What you have to do: Put the entries from the line containing "legend-heading-line1: Signos —" up to and including the line containing "stitch-square — [1052, 1358, 1111, 1424]" into a Markdown table with two columns, Row and Entry, giving each line a row number and skipping blank lines. Include only those lines.

─── Exercise materials ───

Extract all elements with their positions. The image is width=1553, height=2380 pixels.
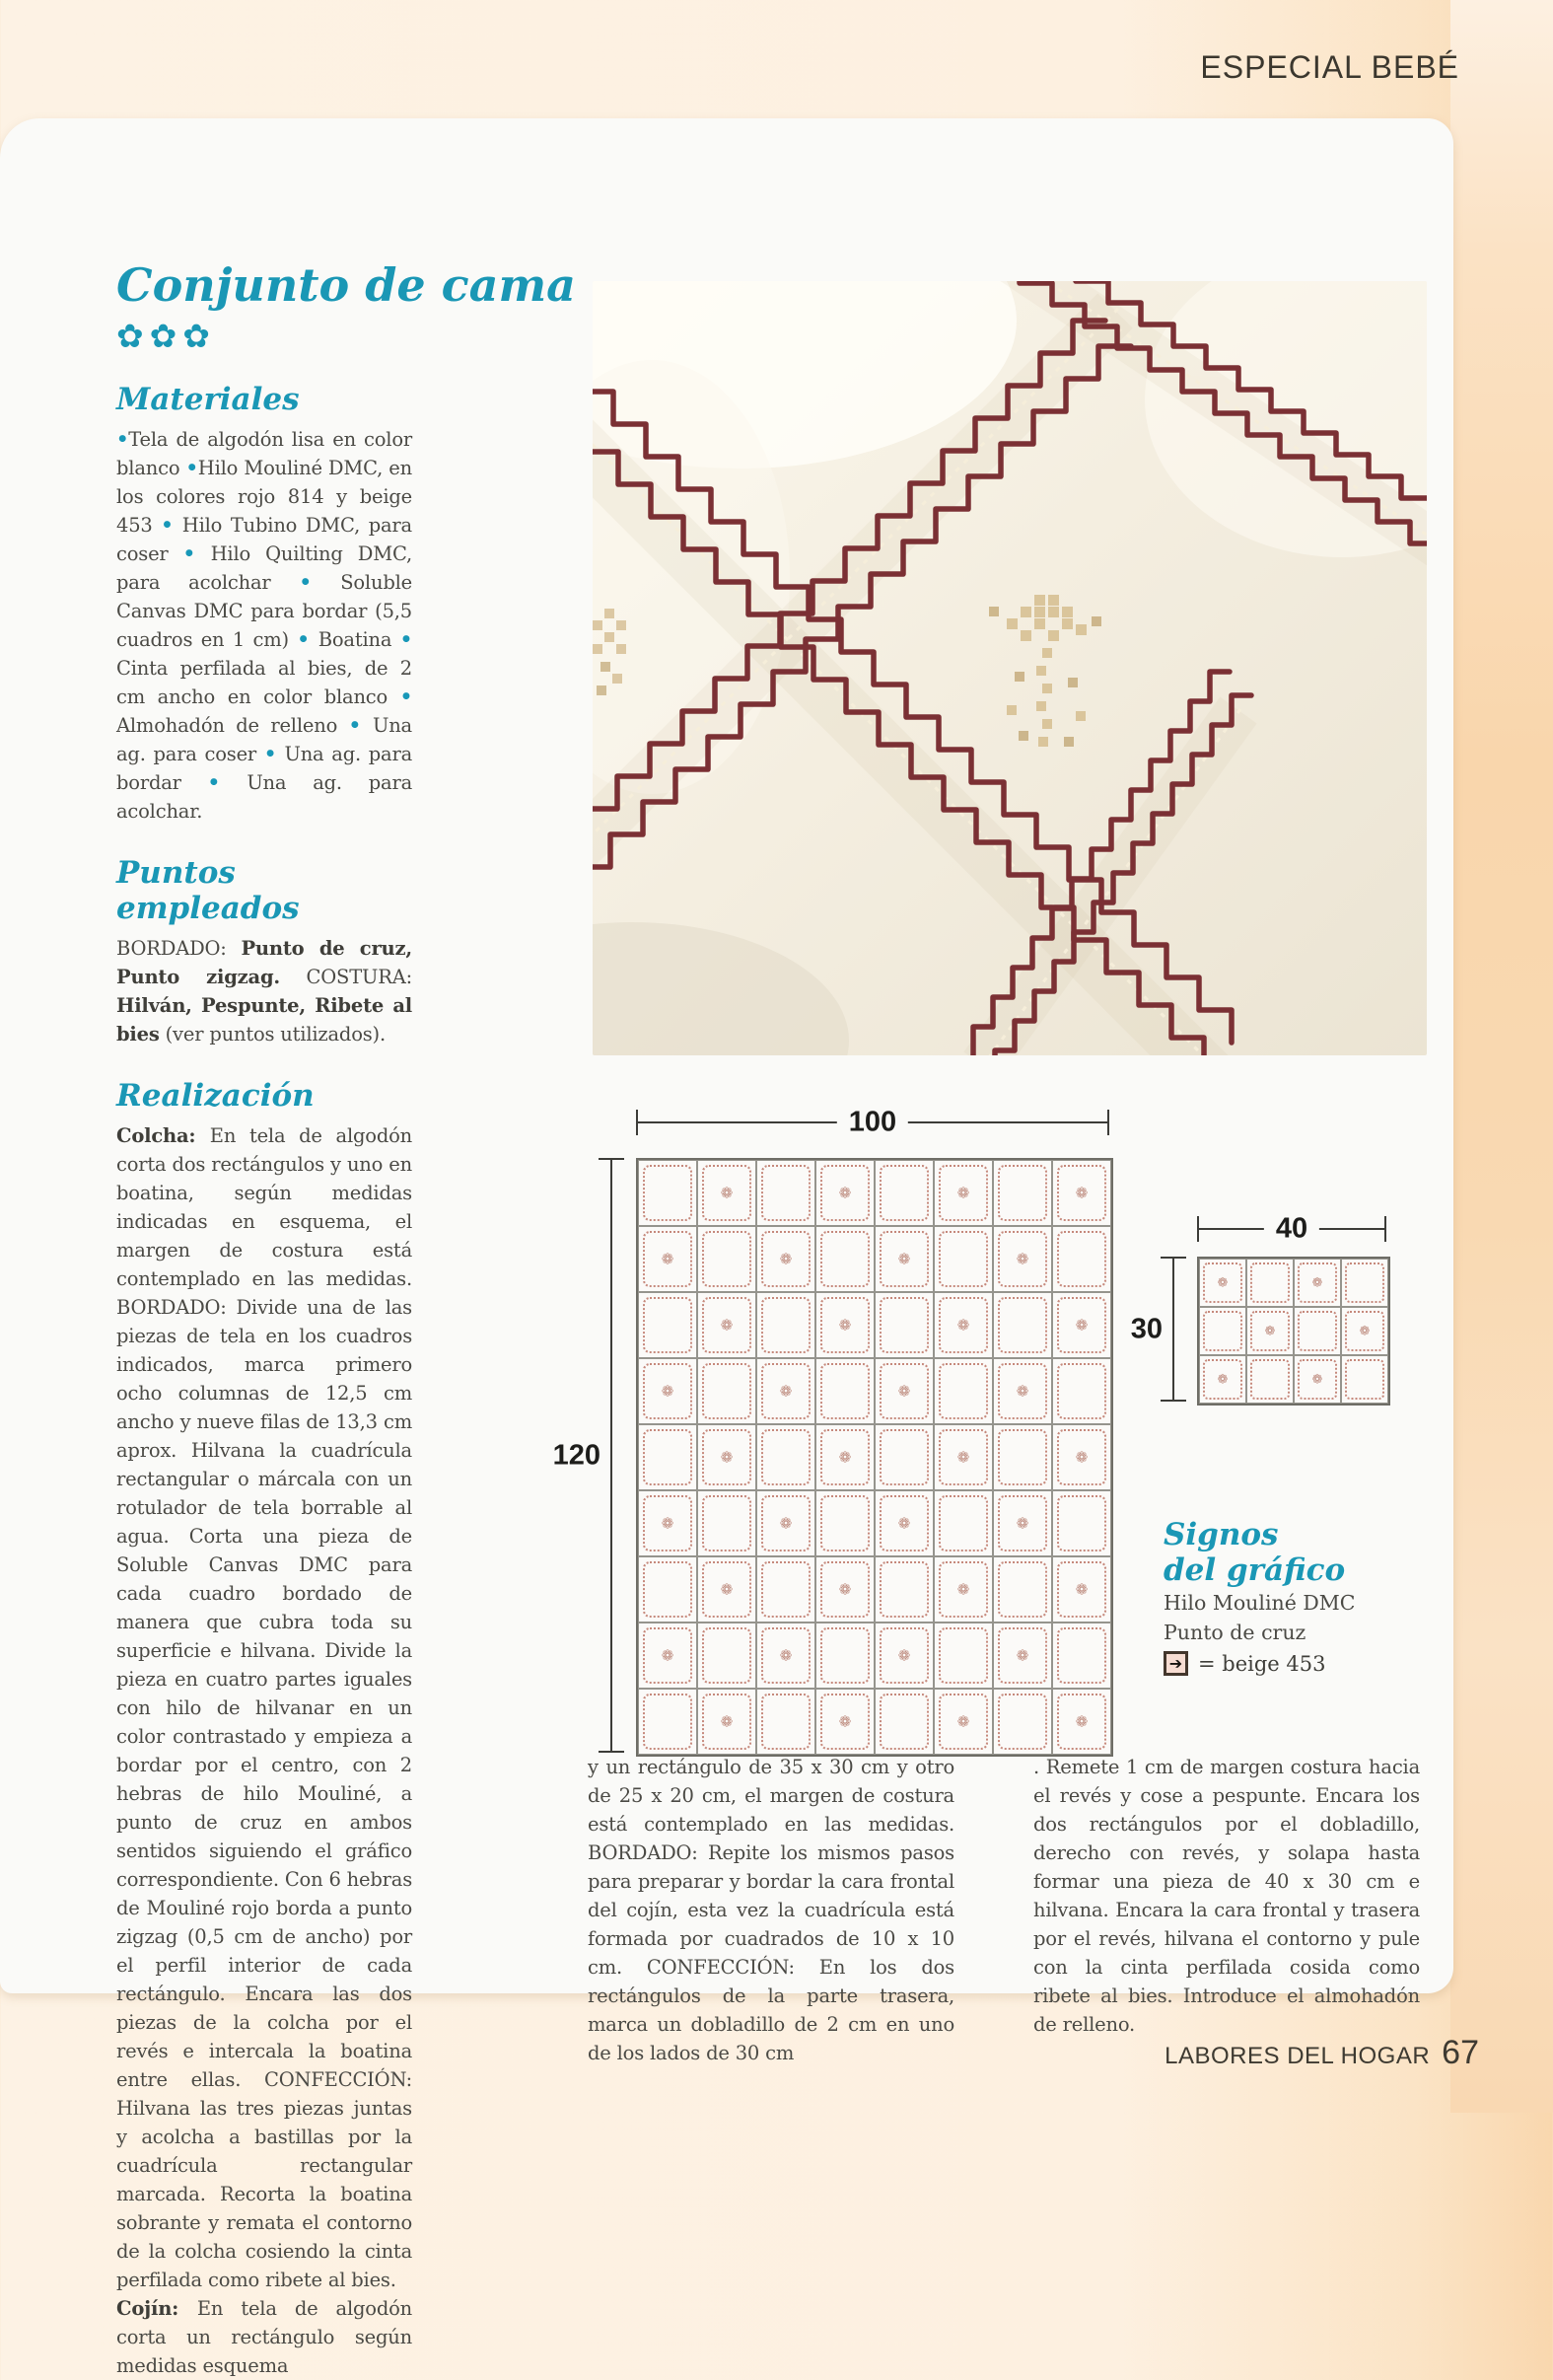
legend-heading-line1: Signos — [1164, 1517, 1279, 1552]
stitch-square — [875, 1689, 934, 1755]
stitch-square — [1052, 1556, 1111, 1623]
stitch-square — [1246, 1355, 1294, 1404]
cojin-height-dimension — [1130, 1257, 1186, 1402]
stitch-square — [697, 1358, 756, 1424]
stitch-square — [1052, 1358, 1111, 1424]
flower-motif-icon: ❁ — [956, 1580, 970, 1598]
flower-motif-icon: ❁ — [779, 1250, 793, 1267]
flower-motif-icon: ❁ — [1016, 1646, 1029, 1664]
stitch-symbol-icon: ➔ — [1164, 1651, 1188, 1676]
colcha-width-value: 100 — [837, 1107, 908, 1139]
stitch-square — [875, 1556, 934, 1623]
flower-motif-icon: ❁ — [661, 1382, 674, 1400]
stitch-square — [815, 1490, 875, 1556]
cojin-width-dimension — [1197, 1212, 1386, 1245]
right-column — [1033, 1753, 1420, 2039]
stitch-square — [815, 1556, 875, 1623]
flower-motif-icon: ❁ — [1016, 1382, 1029, 1400]
flower-motif-icon: ❁ — [897, 1382, 911, 1400]
stitch-square — [1199, 1307, 1246, 1355]
stitch-square — [934, 1490, 993, 1556]
stitch-square — [815, 1292, 875, 1358]
flower-motif-icon: ❁ — [661, 1250, 674, 1267]
stitch-square — [1052, 1160, 1111, 1226]
section-kicker: ESPECIAL BEBÉ — [1200, 49, 1459, 85]
materials-heading: Materiales — [116, 382, 300, 417]
stitch-square — [756, 1160, 815, 1226]
stitch-square — [756, 1556, 815, 1623]
stitch-square — [756, 1689, 815, 1755]
stitch-square — [993, 1490, 1052, 1556]
dimension-tick — [1161, 1400, 1186, 1402]
stitch-square — [934, 1358, 993, 1424]
continuation-paragraph-middle: y un rectángulo de 35 x 30 cm y otro de 25 x 20 cm, el margen de costura está contemplado en las medidas. BORDADO: Repite los mismos pasos para preparar y bordar la cara frontal del cojín, esta vez la cuadrícula está formada por cuadrados de 10 x 10 cm. CONFECCIÓN: En los dos rectángulos de la parte trasera, marca un dobladillo de 2 cm en uno de los lados de 30 cm — [588, 1756, 954, 2064]
stitch-square — [697, 1160, 756, 1226]
stitch-square — [1199, 1259, 1246, 1307]
stitch-square — [875, 1160, 934, 1226]
flower-motif-icon: ❁ — [1075, 1184, 1089, 1201]
difficulty-flowers-icon: ✿✿✿ — [116, 317, 216, 355]
quilt-photo — [593, 281, 1427, 1055]
flower-motif-icon: ❁ — [956, 1184, 970, 1201]
stitch-square — [815, 1424, 875, 1490]
stitch-square — [875, 1490, 934, 1556]
stitch-square — [1341, 1259, 1388, 1307]
stitch-square — [875, 1292, 934, 1358]
flower-motif-icon: ❁ — [1311, 1275, 1323, 1290]
colcha-height-dimension — [552, 1158, 624, 1753]
stitch-square — [1294, 1259, 1341, 1307]
legend-stitch: Punto de cruz — [1164, 1621, 1306, 1644]
dimension-line — [610, 1158, 612, 1753]
stitch-square — [934, 1292, 993, 1358]
flower-motif-icon: ❁ — [897, 1646, 911, 1664]
flower-motif-icon: ❁ — [838, 1184, 852, 1201]
stitch-square — [934, 1556, 993, 1623]
page-edge-gradient — [1450, 0, 1553, 2113]
dimension-tick — [1107, 1110, 1109, 1135]
chart-legend — [1164, 1517, 1440, 1676]
flower-motif-icon: ❁ — [720, 1316, 734, 1334]
flower-motif-icon: ❁ — [720, 1184, 734, 1201]
stitch-square — [875, 1226, 934, 1292]
legend-heading-line2: del gráfico — [1164, 1552, 1346, 1588]
stitch-square — [934, 1226, 993, 1292]
materials-paragraph: •Tela de algodón lisa en color blanco •Hilo Mouliné DMC, en los colores rojo 814 y beige 453 • Hilo Tubino DMC, para coser • Hilo Quilting DMC, para acolchar • Soluble Canvas DMC para bordar (5,5 cuadros en 1 cm) • Boatina • Cinta perfilada al bies, de 2 cm ancho en color blanco • Almohadón de relleno • Una ag. para coser • Una ag. para bordar • Una ag. para acolchar. — [116, 428, 412, 823]
flower-motif-icon: ❁ — [1217, 1372, 1229, 1387]
stitch-square — [638, 1424, 697, 1490]
stitch-square — [1052, 1424, 1111, 1490]
flower-motif-icon: ❁ — [1075, 1316, 1089, 1334]
flower-motif-icon: ❁ — [838, 1316, 852, 1334]
stitch-square — [993, 1292, 1052, 1358]
stitch-square — [638, 1358, 697, 1424]
flower-motif-icon: ❁ — [1016, 1250, 1029, 1267]
stitch-square — [1052, 1292, 1111, 1358]
page-number: 67 — [1442, 2034, 1479, 2071]
stitch-square — [993, 1358, 1052, 1424]
stitch-square — [993, 1226, 1052, 1292]
stitch-square — [697, 1623, 756, 1689]
colcha-schema-grid — [636, 1158, 1113, 1757]
flower-motif-icon: ❁ — [1359, 1324, 1371, 1338]
stitch-square — [638, 1689, 697, 1755]
flower-motif-icon: ❁ — [1264, 1324, 1276, 1338]
flower-motif-icon: ❁ — [1075, 1580, 1089, 1598]
stitch-square — [697, 1292, 756, 1358]
flower-motif-icon: ❁ — [1016, 1514, 1029, 1532]
stitch-square — [875, 1358, 934, 1424]
cojin-width-value: 40 — [1264, 1213, 1319, 1246]
flower-motif-icon: ❁ — [1075, 1448, 1089, 1466]
magazine-name: LABORES DEL HOGAR — [1165, 2043, 1431, 2069]
stitch-square — [638, 1292, 697, 1358]
stitch-square — [1052, 1623, 1111, 1689]
stitch-square — [1246, 1259, 1294, 1307]
stitch-square — [638, 1160, 697, 1226]
stitch-square — [993, 1689, 1052, 1755]
stitch-square — [993, 1160, 1052, 1226]
flower-motif-icon: ❁ — [956, 1448, 970, 1466]
flower-motif-icon: ❁ — [720, 1580, 734, 1598]
flower-motif-icon: ❁ — [897, 1514, 911, 1532]
stitch-square — [756, 1358, 815, 1424]
middle-column — [588, 1753, 954, 2067]
stitches-paragraph: BORDADO: Punto de cruz, Punto zigzag. COSTURA: Hilván, Pespunte, Ribete al bies (ver puntos utilizados). — [116, 937, 412, 1046]
stitch-square — [638, 1226, 697, 1292]
stitch-square — [815, 1623, 875, 1689]
flower-motif-icon: ❁ — [956, 1316, 970, 1334]
continuation-paragraph-right: . Remete 1 cm de margen costura hacia el revés y cose a pespunte. Encara los dos rectángulos por el dobladillo, derecho con revés, y solapa hasta formar una pieza de 40 x 30 cm e hilvana. Encara la cara frontal y trasera por el revés, hilvana el contorno y pule con la cinta perfilada cosida como ribete al bies. Introduce el almohadón de relleno. — [1033, 1756, 1420, 2036]
stitch-square — [697, 1424, 756, 1490]
cojin-schema-grid — [1197, 1257, 1390, 1406]
flower-motif-icon: ❁ — [720, 1712, 734, 1730]
flower-motif-icon: ❁ — [1075, 1712, 1089, 1730]
stitch-square — [1052, 1689, 1111, 1755]
dimension-tick — [1384, 1216, 1386, 1242]
stitch-square — [1294, 1355, 1341, 1404]
stitch-square — [1052, 1490, 1111, 1556]
stitch-square — [638, 1623, 697, 1689]
flower-motif-icon: ❁ — [779, 1514, 793, 1532]
stitch-square — [697, 1490, 756, 1556]
flower-motif-icon: ❁ — [838, 1580, 852, 1598]
stitch-square — [934, 1160, 993, 1226]
stitch-square — [1199, 1355, 1246, 1404]
stitch-square — [638, 1490, 697, 1556]
colcha-height-value: 120 — [549, 1437, 604, 1474]
stitch-square — [934, 1424, 993, 1490]
cojin-height-value: 30 — [1127, 1311, 1166, 1347]
stitch-square — [993, 1424, 1052, 1490]
stitches-heading: Puntos empleados — [116, 855, 300, 926]
flower-motif-icon: ❁ — [720, 1448, 734, 1466]
stitch-square — [756, 1490, 815, 1556]
stitch-square — [1294, 1307, 1341, 1355]
stitch-square — [815, 1160, 875, 1226]
flower-motif-icon: ❁ — [1311, 1372, 1323, 1387]
stitch-square — [638, 1556, 697, 1623]
stitch-square — [1341, 1307, 1388, 1355]
stitch-square — [756, 1623, 815, 1689]
article-title: Conjunto de cama — [116, 258, 576, 312]
flower-motif-icon: ❁ — [838, 1448, 852, 1466]
stitch-square — [993, 1556, 1052, 1623]
stitch-square — [815, 1358, 875, 1424]
flower-motif-icon: ❁ — [838, 1712, 852, 1730]
stitch-square — [697, 1689, 756, 1755]
flower-motif-icon: ❁ — [1217, 1275, 1229, 1290]
flower-motif-icon: ❁ — [897, 1250, 911, 1267]
legend-symbol-row — [1164, 1651, 1440, 1676]
flower-motif-icon: ❁ — [779, 1646, 793, 1664]
colcha-width-dimension — [636, 1106, 1109, 1138]
stitch-symbol-meaning: = beige 453 — [1198, 1651, 1326, 1676]
stitch-square — [756, 1226, 815, 1292]
stitch-square — [697, 1226, 756, 1292]
dimension-line — [1172, 1257, 1174, 1402]
stitch-square — [697, 1556, 756, 1623]
flower-motif-icon: ❁ — [779, 1382, 793, 1400]
flower-motif-icon: ❁ — [661, 1514, 674, 1532]
stitch-square — [934, 1689, 993, 1755]
stitch-square — [1246, 1307, 1294, 1355]
flower-motif-icon: ❁ — [661, 1646, 674, 1664]
stitch-square — [993, 1623, 1052, 1689]
stitch-square — [756, 1292, 815, 1358]
instructions-heading: Realización — [116, 1078, 315, 1114]
quilt-photo-illustration — [593, 281, 1427, 1055]
stitch-square — [934, 1623, 993, 1689]
stitch-square — [815, 1689, 875, 1755]
stitch-square — [756, 1424, 815, 1490]
page-footer — [1165, 2034, 1479, 2072]
stitch-square — [875, 1424, 934, 1490]
instructions-paragraph: Colcha: En tela de algodón corta dos rectángulos y uno en boatina, según medidas indicadas en esquema, el margen de costura está contemplado en las medidas. BORDADO: Divide una de las piezas de tela en los cuadros indicados, marca primero ocho columnas de 12,5 cm ancho y nueve filas de 13,3 cm aprox. Hilvana la cuadrícula rectangular o márcala con un rotulador de tela borrable al agua. Corta una pieza de Soluble Canvas DMC para cada cuadro bordado de manera que cubra toda su superficie e hilvana. Divide la pieza en cuatro partes iguales con hilo de hilvanar en un color contrastado y empieza a bordar por el centro, con 2 hebras de hilo Mouliné, a punto de cruz en ambos sentidos siguiendo el gráfico correspondiente. Con 6 hebras de Mouliné rojo borda a punto zigzag (0,5 cm de ancho) por el perfil interior de cada rectángulo. Encara las dos piezas de la colcha por el revés e intercala la boatina entre ellas. CONFECCIÓN: Hilvana las tres piezas juntas y acolcha a bastillas por la cuadrícula rectangular marcada. Recorta la boatina sobrante y remata el contorno de la colcha cosiendo la cinta perfilada como ribete al bies. Cojín: En tela de algodón corta un rectángulo según medidas esquema — [116, 1124, 412, 2377]
stitch-square — [875, 1623, 934, 1689]
legend-thread: Hilo Mouliné DMC — [1164, 1591, 1356, 1615]
flower-motif-icon: ❁ — [956, 1712, 970, 1730]
stitch-square — [815, 1226, 875, 1292]
stitch-square — [1052, 1226, 1111, 1292]
stitch-square — [1341, 1355, 1388, 1404]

───

The output:
| Row | Entry |
|---|---|
| 1 | legend-heading-line1: Signos — [1164, 1517, 1279, 1552] |
| 2 | stitch-square — [875, 1689, 934, 1755] |
| 3 | stitch-square — [1052, 1556, 1111, 1623] |
| 4 | stitch-square — [1246, 1355, 1294, 1404] |
| 5 | cojin-height-dimension — [1130, 1257, 1186, 1402] |
| 6 | stitch-square — [697, 1358, 756, 1424] |
| 7 | stitch-square — [1052, 1358, 1111, 1424] |